__WHAT TO WORK ON__: Put every line of the items below into a JSON list of strings, one string per line, leaving out any blank lines.
↓
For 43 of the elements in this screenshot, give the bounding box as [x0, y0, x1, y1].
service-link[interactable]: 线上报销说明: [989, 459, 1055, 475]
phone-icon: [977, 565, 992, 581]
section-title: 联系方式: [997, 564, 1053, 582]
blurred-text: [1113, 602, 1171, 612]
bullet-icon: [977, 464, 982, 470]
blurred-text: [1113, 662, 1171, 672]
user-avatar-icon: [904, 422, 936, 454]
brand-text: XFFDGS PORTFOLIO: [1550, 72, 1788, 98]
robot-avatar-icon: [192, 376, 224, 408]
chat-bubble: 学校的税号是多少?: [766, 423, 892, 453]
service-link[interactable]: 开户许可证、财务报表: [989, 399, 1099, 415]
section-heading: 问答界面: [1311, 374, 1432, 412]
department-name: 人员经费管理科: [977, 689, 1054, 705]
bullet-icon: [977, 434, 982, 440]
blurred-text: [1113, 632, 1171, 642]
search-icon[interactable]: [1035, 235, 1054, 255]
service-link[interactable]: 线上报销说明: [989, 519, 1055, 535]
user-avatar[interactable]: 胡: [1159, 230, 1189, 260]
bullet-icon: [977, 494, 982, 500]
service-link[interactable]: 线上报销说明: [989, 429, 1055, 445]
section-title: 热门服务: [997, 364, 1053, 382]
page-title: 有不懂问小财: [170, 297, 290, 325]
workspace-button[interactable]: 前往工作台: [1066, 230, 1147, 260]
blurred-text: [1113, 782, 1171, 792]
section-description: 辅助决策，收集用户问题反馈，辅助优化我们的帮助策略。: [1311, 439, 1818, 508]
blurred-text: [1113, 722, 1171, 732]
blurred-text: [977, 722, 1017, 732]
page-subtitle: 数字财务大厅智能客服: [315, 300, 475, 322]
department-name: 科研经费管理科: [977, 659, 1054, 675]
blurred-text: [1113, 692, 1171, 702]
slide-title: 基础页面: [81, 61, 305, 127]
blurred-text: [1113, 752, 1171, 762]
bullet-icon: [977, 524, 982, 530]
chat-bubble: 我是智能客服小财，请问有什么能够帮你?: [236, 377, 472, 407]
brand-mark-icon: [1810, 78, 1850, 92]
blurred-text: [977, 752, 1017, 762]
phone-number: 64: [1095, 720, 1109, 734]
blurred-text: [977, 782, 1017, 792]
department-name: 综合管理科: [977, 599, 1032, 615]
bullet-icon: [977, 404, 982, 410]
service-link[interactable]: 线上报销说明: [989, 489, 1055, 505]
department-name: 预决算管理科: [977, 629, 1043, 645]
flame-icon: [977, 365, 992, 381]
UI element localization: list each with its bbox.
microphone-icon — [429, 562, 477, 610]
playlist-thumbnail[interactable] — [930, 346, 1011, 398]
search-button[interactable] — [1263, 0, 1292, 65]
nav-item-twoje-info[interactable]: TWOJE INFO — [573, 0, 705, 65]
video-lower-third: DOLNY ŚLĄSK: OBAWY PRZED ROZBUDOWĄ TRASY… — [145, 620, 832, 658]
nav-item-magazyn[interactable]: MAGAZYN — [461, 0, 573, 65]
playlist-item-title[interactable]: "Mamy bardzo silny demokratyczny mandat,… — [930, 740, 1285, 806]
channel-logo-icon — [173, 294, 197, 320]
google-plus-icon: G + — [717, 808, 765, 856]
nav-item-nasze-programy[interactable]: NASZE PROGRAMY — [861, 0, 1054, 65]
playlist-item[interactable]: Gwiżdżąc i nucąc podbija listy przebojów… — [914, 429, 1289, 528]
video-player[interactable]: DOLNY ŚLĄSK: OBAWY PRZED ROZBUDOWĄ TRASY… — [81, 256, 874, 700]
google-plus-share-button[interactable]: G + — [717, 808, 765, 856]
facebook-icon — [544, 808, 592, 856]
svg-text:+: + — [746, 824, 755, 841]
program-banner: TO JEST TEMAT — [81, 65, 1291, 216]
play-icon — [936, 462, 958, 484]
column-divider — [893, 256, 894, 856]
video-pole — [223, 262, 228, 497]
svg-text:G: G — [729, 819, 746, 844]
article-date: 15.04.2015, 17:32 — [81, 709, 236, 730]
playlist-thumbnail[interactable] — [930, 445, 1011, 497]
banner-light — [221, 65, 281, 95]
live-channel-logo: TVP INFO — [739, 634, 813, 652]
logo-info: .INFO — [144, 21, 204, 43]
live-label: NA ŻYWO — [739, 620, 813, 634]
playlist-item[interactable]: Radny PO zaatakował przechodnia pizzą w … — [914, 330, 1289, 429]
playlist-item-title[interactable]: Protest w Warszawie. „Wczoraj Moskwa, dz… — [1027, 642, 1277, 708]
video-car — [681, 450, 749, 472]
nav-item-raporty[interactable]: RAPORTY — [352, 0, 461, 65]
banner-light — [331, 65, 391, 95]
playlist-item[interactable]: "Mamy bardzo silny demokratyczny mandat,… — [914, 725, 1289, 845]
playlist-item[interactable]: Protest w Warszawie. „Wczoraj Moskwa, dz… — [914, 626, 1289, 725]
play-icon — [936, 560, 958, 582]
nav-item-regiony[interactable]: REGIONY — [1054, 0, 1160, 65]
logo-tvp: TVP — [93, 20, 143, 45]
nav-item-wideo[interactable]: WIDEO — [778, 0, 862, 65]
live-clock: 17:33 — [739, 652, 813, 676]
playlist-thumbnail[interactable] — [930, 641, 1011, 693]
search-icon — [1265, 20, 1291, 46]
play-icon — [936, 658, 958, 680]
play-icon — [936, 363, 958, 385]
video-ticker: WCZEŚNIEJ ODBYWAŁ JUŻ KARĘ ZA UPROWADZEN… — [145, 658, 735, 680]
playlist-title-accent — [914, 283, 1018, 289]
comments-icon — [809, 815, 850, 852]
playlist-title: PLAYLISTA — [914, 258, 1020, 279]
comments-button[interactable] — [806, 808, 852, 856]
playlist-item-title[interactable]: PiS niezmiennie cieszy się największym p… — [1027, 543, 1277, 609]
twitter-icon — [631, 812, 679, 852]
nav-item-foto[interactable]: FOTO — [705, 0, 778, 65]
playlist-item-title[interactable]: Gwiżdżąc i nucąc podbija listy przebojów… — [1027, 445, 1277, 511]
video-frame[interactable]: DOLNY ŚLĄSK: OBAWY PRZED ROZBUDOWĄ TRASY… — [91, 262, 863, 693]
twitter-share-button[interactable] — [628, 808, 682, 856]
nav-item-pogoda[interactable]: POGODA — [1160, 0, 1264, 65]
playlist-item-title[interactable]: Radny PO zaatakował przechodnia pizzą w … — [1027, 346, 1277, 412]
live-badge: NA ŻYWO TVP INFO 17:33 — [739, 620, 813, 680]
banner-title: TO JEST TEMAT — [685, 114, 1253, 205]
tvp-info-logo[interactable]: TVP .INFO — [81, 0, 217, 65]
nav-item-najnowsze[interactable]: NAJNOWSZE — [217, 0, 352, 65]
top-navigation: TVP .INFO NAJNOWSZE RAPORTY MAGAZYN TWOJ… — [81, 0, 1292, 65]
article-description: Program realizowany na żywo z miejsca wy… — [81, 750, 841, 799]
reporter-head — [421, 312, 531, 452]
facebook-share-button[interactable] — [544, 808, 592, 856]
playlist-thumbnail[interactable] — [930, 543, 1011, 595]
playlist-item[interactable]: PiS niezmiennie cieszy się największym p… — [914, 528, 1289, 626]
↑
__EXERCISE RESPONSE__:
[
  "For 43 of the elements in this screenshot, give the bounding box as [x0, y0, x1, y1].",
  "service-link[interactable]: 线上报销说明: [989, 459, 1055, 475]",
  "phone-icon: [977, 565, 992, 581]",
  "section-title: 联系方式: [997, 564, 1053, 582]",
  "blurred-text: [1113, 602, 1171, 612]",
  "bullet-icon: [977, 464, 982, 470]",
  "blurred-text: [1113, 662, 1171, 672]",
  "user-avatar-icon: [904, 422, 936, 454]",
  "brand-text: XFFDGS PORTFOLIO: [1550, 72, 1788, 98]",
  "robot-avatar-icon: [192, 376, 224, 408]",
  "chat-bubble: 学校的税号是多少?: [766, 423, 892, 453]",
  "service-link[interactable]: 开户许可证、财务报表: [989, 399, 1099, 415]",
  "section-heading: 问答界面: [1311, 374, 1432, 412]",
  "department-name: 人员经费管理科: [977, 689, 1054, 705]",
  "bullet-icon: [977, 434, 982, 440]",
  "blurred-text: [1113, 632, 1171, 642]",
  "search-icon[interactable]: [1035, 235, 1054, 255]",
  "service-link[interactable]: 线上报销说明: [989, 519, 1055, 535]",
  "user-avatar[interactable]: 胡: [1159, 230, 1189, 260]",
  "bullet-icon: [977, 494, 982, 500]",
  "service-link[interactable]: 线上报销说明: [989, 429, 1055, 445]",
  "section-title: 热门服务: [997, 364, 1053, 382]",
  "page-title: 有不懂问小财: [170, 297, 290, 325]",
  "workspace-button[interactable]: 前往工作台: [1066, 230, 1147, 260]",
  "blurred-text: [1113, 782, 1171, 792]",
  "section-description: 辅助决策，收集用户问题反馈，辅助优化我们的帮助策略。: [1311, 439, 1818, 508]",
  "blurred-text: [1113, 722, 1171, 732]",
  "blurred-text: [977, 722, 1017, 732]",
  "page-subtitle: 数字财务大厅智能客服: [315, 300, 475, 322]",
  "department-name: 科研经费管理科: [977, 659, 1054, 675]",
  "blurred-text: [1113, 692, 1171, 702]",
  "slide-title: 基础页面: [81, 61, 305, 127]",
  "blurred-text: [1113, 752, 1171, 762]",
  "bullet-icon: [977, 524, 982, 530]",
  "chat-bubble: 我是智能客服小财，请问有什么能够帮你?: [236, 377, 472, 407]",
  "brand-mark-icon: [1810, 78, 1850, 92]",
  "blurred-text: [977, 752, 1017, 762]",
  "phone-number: 64: [1095, 720, 1109, 734]",
  "blurred-text: [977, 782, 1017, 792]",
  "department-name: 综合管理科: [977, 599, 1032, 615]",
  "bullet-icon: [977, 404, 982, 410]",
  "service-link[interactable]: 线上报销说明: [989, 489, 1055, 505]",
  "department-name: 预决算管理科: [977, 629, 1043, 645]",
  "flame-icon: [977, 365, 992, 381]",
  "UI element localization: list each with its bbox.",
  "microphone-icon — [429, 562, 477, 610]",
  "playlist-thumbnail[interactable] — [930, 346, 1011, 398]",
  "search-button[interactable] — [1263, 0, 1292, 65]",
  "nav-item-twoje-info[interactable]: TWOJE INFO — [573, 0, 705, 65]",
  "video-lower-third: DOLNY ŚLĄSK: OBAWY PRZED ROZBUDOWĄ TRASY… — [145, 620, 832, 658]",
  "nav-item-magazyn[interactable]: MAGAZYN — [461, 0, 573, 65]",
  "playlist-item-title[interactable]: \"Mamy bardzo silny demokratyczny mandat,… — [930, 740, 1285, 806]",
  "channel-logo-icon — [173, 294, 197, 320]",
  "google-plus-icon: G + — [717, 808, 765, 856]",
  "nav-item-nasze-programy[interactable]: NASZE PROGRAMY — [861, 0, 1054, 65]",
  "playlist-item[interactable]: Gwiżdżąc i nucąc podbija listy przebojów… — [914, 429, 1289, 528]",
  "video-player[interactable]: DOLNY ŚLĄSK: OBAWY PRZED ROZBUDOWĄ TRASY… — [81, 256, 874, 700]",
  "google-plus-share-button[interactable]: G + — [717, 808, 765, 856]",
  "facebook-icon — [544, 808, 592, 856]",
  "svg-text:+: + — [746, 824, 755, 841]",
  "program-banner: TO JEST TEMAT — [81, 65, 1291, 216]",
  "play-icon — [936, 462, 958, 484]",
  "column-divider — [893, 256, 894, 856]",
  "video-pole — [223, 262, 228, 497]",
  "svg-text:G: G — [729, 819, 746, 844]",
  "article-date: 15.04.2015, 17:32 — [81, 709, 236, 730]",
  "playlist-thumbnail[interactable] — [930, 445, 1011, 497]",
  "banner-light — [221, 65, 281, 95]",
  "live-channel-logo: TVP INFO — [739, 634, 813, 652]",
  "logo-info: .INFO — [144, 21, 204, 43]",
  "live-label: NA ŻYWO — [739, 620, 813, 634]",
  "playlist-item[interactable]: Radny PO zaatakował przechodnia pizzą w … — [914, 330, 1289, 429]",
  "playlist-item-title[interactable]: Protest w Warszawie. „Wczoraj Moskwa, dz… — [1027, 642, 1277, 708]",
  "video-car — [681, 450, 749, 472]",
  "nav-item-raporty[interactable]: RAPORTY — [352, 0, 461, 65]",
  "banner-light — [331, 65, 391, 95]",
  "playlist-item[interactable]: \"Mamy bardzo silny demokratyczny mandat,… — [914, 725, 1289, 845]",
  "playlist-item[interactable]: Protest w Warszawie. „Wczoraj Moskwa, dz… — [914, 626, 1289, 725]",
  "play-icon — [936, 560, 958, 582]",
  "nav-item-regiony[interactable]: REGIONY — [1054, 0, 1160, 65]",
  "logo-tvp: TVP — [93, 20, 143, 45]",
  "nav-item-wideo[interactable]: WIDEO — [778, 0, 862, 65]",
  "live-clock: 17:33 — [739, 652, 813, 676]",
  "playlist-thumbnail[interactable] — [930, 641, 1011, 693]",
  "search-icon — [1265, 20, 1291, 46]",
  "play-icon — [936, 658, 958, 680]",
  "play-icon — [936, 363, 958, 385]",
  "video-ticker: WCZEŚNIEJ ODBYWAŁ JUŻ KARĘ ZA UPROWADZEN… — [145, 658, 735, 680]",
  "playlist-title-accent — [914, 283, 1018, 289]",
  "comments-icon — [809, 815, 850, 852]",
  "playlist-title: PLAYLISTA — [914, 258, 1020, 279]",
  "comments-button[interactable] — [806, 808, 852, 856]",
  "playlist-item-title[interactable]: PiS niezmiennie cieszy się największym p… — [1027, 543, 1277, 609]",
  "twitter-icon — [631, 812, 679, 852]",
  "nav-item-foto[interactable]: FOTO — [705, 0, 778, 65]",
  "playlist-item-title[interactable]: Gwiżdżąc i nucąc podbija listy przebojów… — [1027, 445, 1277, 511]",
  "video-frame[interactable]: DOLNY ŚLĄSK: OBAWY PRZED ROZBUDOWĄ TRASY… — [91, 262, 863, 693]",
  "twitter-share-button[interactable] — [628, 808, 682, 856]",
  "nav-item-pogoda[interactable]: POGODA — [1160, 0, 1264, 65]",
  "playlist-item-title[interactable]: Radny PO zaatakował przechodnia pizzą w … — [1027, 346, 1277, 412]",
  "live-badge: NA ŻYWO TVP INFO 17:33 — [739, 620, 813, 680]",
  "banner-title: TO JEST TEMAT — [685, 114, 1253, 205]",
  "tvp-info-logo[interactable]: TVP .INFO — [81, 0, 217, 65]",
  "nav-item-najnowsze[interactable]: NAJNOWSZE — [217, 0, 352, 65]",
  "top-navigation: TVP .INFO NAJNOWSZE RAPORTY MAGAZYN TWOJ… — [81, 0, 1292, 65]",
  "article-description: Program realizowany na żywo z miejsca wy… — [81, 750, 841, 799]",
  "reporter-head — [421, 312, 531, 452]",
  "facebook-share-button[interactable] — [544, 808, 592, 856]",
  "playlist-thumbnail[interactable] — [930, 543, 1011, 595]",
  "playlist-item[interactable]: PiS niezmiennie cieszy się największym p… — [914, 528, 1289, 626]"
]